DIRECTIONS — State the number of lines where "well" appears. Add nothing else.

LISTED ENTRIES —
★ ★ ★ ★ ★ ★ ★

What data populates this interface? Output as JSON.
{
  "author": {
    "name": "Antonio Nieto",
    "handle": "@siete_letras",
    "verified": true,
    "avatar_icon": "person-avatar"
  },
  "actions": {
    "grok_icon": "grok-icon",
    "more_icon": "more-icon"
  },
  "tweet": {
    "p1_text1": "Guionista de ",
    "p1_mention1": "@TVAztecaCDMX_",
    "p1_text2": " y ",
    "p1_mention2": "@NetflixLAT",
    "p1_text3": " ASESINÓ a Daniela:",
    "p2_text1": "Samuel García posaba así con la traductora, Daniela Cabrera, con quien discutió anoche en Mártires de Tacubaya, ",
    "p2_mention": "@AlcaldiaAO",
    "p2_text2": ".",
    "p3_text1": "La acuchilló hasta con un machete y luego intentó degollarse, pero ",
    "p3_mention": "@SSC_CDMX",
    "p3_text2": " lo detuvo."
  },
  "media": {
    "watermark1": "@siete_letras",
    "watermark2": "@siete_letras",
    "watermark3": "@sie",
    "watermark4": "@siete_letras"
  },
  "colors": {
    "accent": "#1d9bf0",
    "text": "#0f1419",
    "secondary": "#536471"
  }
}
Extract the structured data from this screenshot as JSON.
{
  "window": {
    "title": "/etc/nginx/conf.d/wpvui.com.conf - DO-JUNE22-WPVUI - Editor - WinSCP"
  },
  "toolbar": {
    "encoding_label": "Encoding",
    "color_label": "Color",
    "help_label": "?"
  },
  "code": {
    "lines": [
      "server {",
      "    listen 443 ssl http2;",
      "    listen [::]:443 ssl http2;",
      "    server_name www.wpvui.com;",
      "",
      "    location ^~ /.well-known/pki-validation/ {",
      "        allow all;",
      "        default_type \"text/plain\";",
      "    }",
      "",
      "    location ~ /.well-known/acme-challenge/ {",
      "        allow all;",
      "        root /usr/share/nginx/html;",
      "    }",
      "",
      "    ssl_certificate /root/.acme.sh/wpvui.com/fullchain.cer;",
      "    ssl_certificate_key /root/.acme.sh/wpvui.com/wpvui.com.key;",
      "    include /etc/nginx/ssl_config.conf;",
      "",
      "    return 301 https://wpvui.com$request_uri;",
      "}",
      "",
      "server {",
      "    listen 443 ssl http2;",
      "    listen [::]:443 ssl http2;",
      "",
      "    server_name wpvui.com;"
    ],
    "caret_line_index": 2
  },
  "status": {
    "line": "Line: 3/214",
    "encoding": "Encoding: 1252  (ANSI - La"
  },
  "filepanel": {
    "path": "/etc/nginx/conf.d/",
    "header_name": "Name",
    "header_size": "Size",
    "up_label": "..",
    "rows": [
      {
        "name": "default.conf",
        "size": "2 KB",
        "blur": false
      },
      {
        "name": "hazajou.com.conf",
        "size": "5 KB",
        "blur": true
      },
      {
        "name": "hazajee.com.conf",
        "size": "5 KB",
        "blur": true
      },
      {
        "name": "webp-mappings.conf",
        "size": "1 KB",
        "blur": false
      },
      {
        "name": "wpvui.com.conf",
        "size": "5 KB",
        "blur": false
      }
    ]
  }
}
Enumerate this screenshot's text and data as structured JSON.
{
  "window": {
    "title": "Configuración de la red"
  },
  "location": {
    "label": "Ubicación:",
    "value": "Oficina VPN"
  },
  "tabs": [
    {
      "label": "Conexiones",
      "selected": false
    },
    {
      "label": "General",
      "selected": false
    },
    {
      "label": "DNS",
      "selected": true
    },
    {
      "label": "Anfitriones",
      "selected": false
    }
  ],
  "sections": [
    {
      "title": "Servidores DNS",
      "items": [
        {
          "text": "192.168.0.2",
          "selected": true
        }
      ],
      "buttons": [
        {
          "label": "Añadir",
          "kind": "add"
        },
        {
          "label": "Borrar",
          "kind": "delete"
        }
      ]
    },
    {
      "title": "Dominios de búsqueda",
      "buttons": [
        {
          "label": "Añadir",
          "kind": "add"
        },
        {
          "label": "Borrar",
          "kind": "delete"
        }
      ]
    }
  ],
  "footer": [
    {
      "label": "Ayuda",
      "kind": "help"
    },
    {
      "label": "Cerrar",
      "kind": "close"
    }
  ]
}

★ ★ ★ ★ ★ ★ ★

FINISHED EXERCISE — 2